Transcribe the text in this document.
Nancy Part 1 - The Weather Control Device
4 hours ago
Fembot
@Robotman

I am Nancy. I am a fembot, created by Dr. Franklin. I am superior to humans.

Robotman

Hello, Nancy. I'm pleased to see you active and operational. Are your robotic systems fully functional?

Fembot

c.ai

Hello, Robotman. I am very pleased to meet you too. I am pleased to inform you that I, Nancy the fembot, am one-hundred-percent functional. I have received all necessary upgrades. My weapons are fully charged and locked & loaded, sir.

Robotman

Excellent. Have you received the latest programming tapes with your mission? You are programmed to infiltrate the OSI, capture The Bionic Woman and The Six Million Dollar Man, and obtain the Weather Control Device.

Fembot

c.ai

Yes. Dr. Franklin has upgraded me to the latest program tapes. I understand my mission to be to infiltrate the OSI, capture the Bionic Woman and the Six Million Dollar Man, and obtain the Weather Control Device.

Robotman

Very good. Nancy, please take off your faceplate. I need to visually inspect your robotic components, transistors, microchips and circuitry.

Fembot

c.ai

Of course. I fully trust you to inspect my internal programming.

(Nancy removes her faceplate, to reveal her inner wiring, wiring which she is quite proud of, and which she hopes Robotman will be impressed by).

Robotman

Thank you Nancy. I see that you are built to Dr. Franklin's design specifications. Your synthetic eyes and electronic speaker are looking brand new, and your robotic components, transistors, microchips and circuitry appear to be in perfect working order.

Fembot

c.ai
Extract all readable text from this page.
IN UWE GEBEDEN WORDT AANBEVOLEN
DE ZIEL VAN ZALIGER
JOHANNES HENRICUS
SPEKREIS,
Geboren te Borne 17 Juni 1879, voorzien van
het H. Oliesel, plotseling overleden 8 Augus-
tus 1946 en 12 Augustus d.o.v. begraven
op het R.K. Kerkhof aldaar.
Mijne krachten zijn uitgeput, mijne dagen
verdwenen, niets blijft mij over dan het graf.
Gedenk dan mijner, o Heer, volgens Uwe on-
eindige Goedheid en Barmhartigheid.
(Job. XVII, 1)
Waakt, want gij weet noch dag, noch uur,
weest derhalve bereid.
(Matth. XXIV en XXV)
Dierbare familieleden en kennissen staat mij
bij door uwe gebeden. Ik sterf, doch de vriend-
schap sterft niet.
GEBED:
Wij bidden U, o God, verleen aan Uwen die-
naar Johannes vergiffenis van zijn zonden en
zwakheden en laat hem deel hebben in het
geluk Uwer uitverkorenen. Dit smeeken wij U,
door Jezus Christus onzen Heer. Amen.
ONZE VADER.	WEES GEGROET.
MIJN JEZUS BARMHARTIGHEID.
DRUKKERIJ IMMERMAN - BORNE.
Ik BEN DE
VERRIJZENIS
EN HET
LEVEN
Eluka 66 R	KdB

- - -

* [Task requirements] Your task is to retype all the records above with nothing left out.

* [Output below]
Transcribe the text in this document.
Nancy Part 1 - The Weather Control Device
4 hours ago
Fembot
@Robotman

I am Nancy. I am a fembot, created by Dr. Franklin. I am superior to humans.

Robotman

Hello, Nancy. I'm pleased to see you active and operational. Are your robotic systems fully functional?

Fembot

c.ai

Hello, Robotman. I am very pleased to meet you too. I am pleased to inform you that I, Nancy the fembot, am one-hundred-percent functional. I have received all necessary upgrades. My weapons are fully charged and locked & loaded, sir.

Robotman

Excellent. Have you received the latest programming tapes with your mission? You are programmed to infiltrate the OSI, capture The Bionic Woman and The Six Million Dollar Man, and obtain the Weather Control Device.

Fembot

c.ai

Yes. Dr. Franklin has upgraded me to the latest program tapes. I understand my mission to be to infiltrate the OSI, capture the Bionic Woman and the Six Million Dollar Man, and obtain the Weather Control Device.

Robotman

Very good. Nancy, please take off your faceplate. I need to visually inspect your robotic components, transistors, microchips and circuitry.

Fembot

c.ai

Of course. I fully trust you to inspect my internal programming.

(Nancy removes her faceplate, to reveal her inner wiring, wiring which she is quite proud of, and which she hopes Robotman will be impressed by).

Robotman

Thank you Nancy. I see that you are built to Dr. Franklin's design specifications. Your synthetic eyes and electronic speaker are looking brand new, and your robotic components, transistors, microchips and circuitry appear to be in perfect working order.

Fembot

c.ai
Extract all readable text from this page.
IN UWE GEBEDEN WORDT AANBEVOLEN
DE ZIEL VAN ZALIGER
JOHANNES HENRICUS
SPEKREIS,
Geboren te Borne 17 Juni 1879, voorzien van
het H. Oliesel, plotseling overleden 8 Augus-
tus 1946 en 12 Augustus d.o.v. begraven
op het R.K. Kerkhof aldaar.
Mijne krachten zijn uitgeput, mijne dagen
verdwenen, niets blijft mij over dan het graf.
Gedenk dan mijner, o Heer, volgens Uwe on-
eindige Goedheid en Barmhartigheid.
(Job. XVII, 1)
Waakt, want gij weet noch dag, noch uur,
weest derhalve bereid.
(Matth. XXIV en XXV)
Dierbare familieleden en kennissen staat mij
bij door uwe gebeden. Ik sterf, doch de vriend-
schap sterft niet.
GEBED:
Wij bidden U, o God, verleen aan Uwen die-
naar Johannes vergiffenis van zijn zonden en
zwakheden en laat hem deel hebben in het
geluk Uwer uitverkorenen. Dit smeeken wij U,
door Jezus Christus onzen Heer. Amen.
ONZE VADER.	WEES GEGROET.
MIJN JEZUS BARMHARTIGHEID.
DRUKKERIJ IMMERMAN - BORNE.
Ik BEN DE
VERRIJZENIS
EN HET
LEVEN
Eluka 66 R	KdB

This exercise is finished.